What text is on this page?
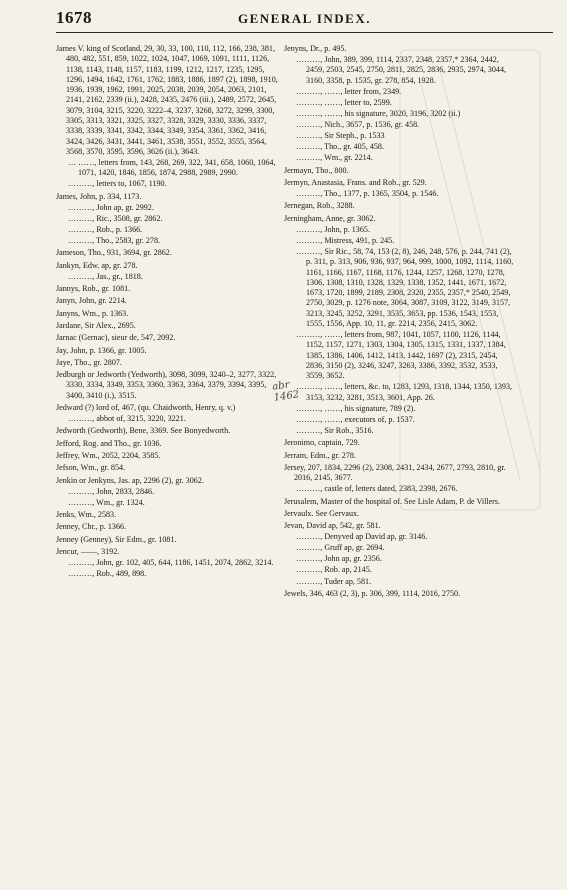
1678	GENERAL INDEX.
James V. king of Scotland, 29, 30, 33, 100, 110, 112, 166, 238, 381, 480, 482, 551, 859, 1022, 1024, 1047, 1069, 1091, 1111, 1126, 1138, 1143, 1148, 1157, 1183, 1199, 1212, 1217, 1235, 1295, 1296, 1494, 1642, 1761, 1762, 1883, 1886, 1897 (2), 1898, 1910, 1936, 1939, 1962, 1991, 2025, 2038, 2039, 2054, 2063, 2101, 2141, 2162, 2339 (ii.), 2428, 2435, 2476 (iii.), 2489, 2572, 2645, 3079, 3104, 3215, 3220, 3222–4, 3237, 3268, 3272, 3299, 3300, 3305, 3313, 3321, 3325, 3327, 3328, 3329, 3330, 3336, 3337, 3338, 3339, 3341, 3342, 3344, 3349, 3354, 3361, 3362, 3416, 3424, 3426, 3431, 3441, 3461, 3538, 3551, 3552, 3555, 3564, 3568, 3570, 3595, 3596, 3626 (ii.), 3643.
… ……, letters from, 143, 268, 269, 322, 341, 658, 1060, 1064, 1071, 1420, 1846, 1856, 1874, 2988, 2989, 2990.
………, letters to, 1067, 1190.
James, John, p. 334, 1173.
………, John ap, gr. 2992.
………, Ric., 3508, gr. 2862.
………, Rob., p. 1366.
………, Tho., 2583, gr. 278.
Jameson, Tho., 931, 3694, gr. 2862.
Jankyn, Edw. ap, gr. 278.
………, Jas., gr., 1818.
Jannys, Rob., gr. 1081.
Janyn, John, gr. 2214.
Janyns, Wm., p. 1363.
Jardane, Sir Alex., 2695.
Jarnac (Gernac), sieur de, 547, 2092.
Jay, John, p. 1366, gr. 1005.
Jaye, Tho., gr. 2807.
Jedburgh or Jedworth (Yedworth), 3098, 3099, 3240–2, 3277, 3322, 3330, 3334, 3349, 3353, 3360, 3363, 3364, 3379, 3394, 3395, 3400, 3410 (i.), 3515.
Jedward (?) lord of, 467, (qu. Chaidworth, Henry, q. v.)
………, abbot of, 3215, 3220, 3221.
Jedworth (Gedworth), Bene, 3369. See Bonyedworth.
Jefford, Rog. and Tho., gr. 1036.
Jeffrey, Wm., 2052, 2204, 3585.
Jefson, Wm., gr. 854.
Jenkin or Jenkyns, Jas. ap, 2296 (2), gr. 3062.
………, John, 2833, 2846.
………, Wm., gr. 1324.
Jenks, Wm., 2583.
Jenney, Chr., p. 1366.
Jenney (Genney), Sir Edm., gr. 1081.
Jencur, ——, 3192.
………, John, gr. 102, 405, 644, 1186, 1451, 2074, 2862, 3214.
………, Rob., 489, 898.
Jenyns, Dr., p. 495.
………, John, 389, 399, 1114, 2337, 2348, 2357,* 2364, 2442, 2459, 2503, 2545, 2750, 2811, 2825, 2836, 2935, 2974, 3044, 3160, 3358, p. 1535, gr. 278, 854, 1928.
………, ……, letter from, 2349.
………, ……, letter to, 2599.
………, ……, his signature, 3020, 3196, 3202 (ii.)
………, Nich., 3657, p. 1536, gr. 458.
………, Sir Steph., p. 1533
………, Tho., gr. 405, 458.
………, Wm., gr. 2214.
Jermayn, Tho., 800.
Jermyn, Anastasia, Frans. and Rob., gr. 529.
………, Tho., 1377, p. 1365, 3504, p. 1546.
Jernegan, Rob., 3288.
Jerningham, Anne, gr. 3062.
………, John, p. 1365.
………, Mistress, 491, p. 245.
………, Sir Ric., 58, 74, 153 (2, 8), 246, 248, 576, p. 244, 741 (2), p. 311, p. 313, 906, 936, 937, 964, 999, 1000, 1092, 1114, 1160, 1161, 1166, 1167, 1168, 1176, 1244, 1257, 1268, 1270, 1278, 1306, 1308, 1310, 1328, 1329, 1338, 1352, 1441, 1671, 1672, 1673, 1720, 1899, 2189, 2308, 2320, 2355, 2357,* 2540, 2549, 2750, 3029, p. 1276 note, 3064, 3087, 3109, 3122, 3149, 3157, 3213, 3245, 3252, 3291, 3535, 3653, pp. 1536, 1543, 1553, 1555, 1556, App. 10, 11, gr. 2214, 2356, 2415, 3062.
………, ……, letters from, 987, 1041, 1057, 1100, 1126, 1144, 1152, 1157, 1271, 1303, 1304, 1305, 1315, 1331, 1337, 1384, 1385, 1386, 1406, 1412, 1413, 1442, 1697 (2), 2315, 2454, 2836, 3150 (2), 3246, 3247, 3263, 3386, 3392, 3532, 3533, 3559, 3652.
………, ……, letters, &c. to, 1283, 1293, 1318, 1344, 1350, 1393, 3153, 3232, 3281, 3513, 3601, App. 26.
………, ……, his signature, 789 (2).
………, ……, executors of, p. 1537.
………, Sir Rob., 3516.
Jeronimo, captain, 729.
Jerram, Edm., gr. 278.
Jersey, 207, 1834, 2296 (2), 2308, 2431, 2434, 2677, 2793, 2810, gr. 2016, 2145, 3677.
………, castle of, letters dated, 2383, 2398, 2676.
Jerusalem, Master of the hospital of. See Lisle Adam, P. de Villers.
Jervaulx. See Gervaux.
Jevan, David ap, 542, gr. 581.
………, Denyved ap David ap, gr. 3146.
………, Gruff ap, gr. 2694.
………, John ap, gr. 2356.
………, Rob. ap, 2145.
………, Tuder ap, 581.
Jewels, 346, 463 (2, 3), p. 306, 399, 1114, 2016, 2750.
abr
1462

======

### What this task involves
Report each line in the preceding entries that holds the string "letters".

### Finished answer
… ……, letters from, 143, 268, 269, 322, 341, 658, 1060, 1064, 1071, 1420, 1846, 1856, 1874, 2988, 2989, 2990.
………, letters to, 1067, 1190.
………, ……, letters from, 987, 1041, 1057, 1100, 1126, 1144, 1152, 1157, 1271, 1303, 1304, 1305, 1315, 1331, 1337, 1384, 1385, 1386, 1406, 1412, 1413, 1442, 1697 (2), 2315, 2454, 2836, 3150 (2), 3246, 3247, 3263, 3386, 3392, 3532, 3533, 3559, 3652.
………, ……, letters, &c. to, 1283, 1293, 1318, 1344, 1350, 1393, 3153, 3232, 3281, 3513, 3601, App. 26.
………, castle of, letters dated, 2383, 2398, 2676.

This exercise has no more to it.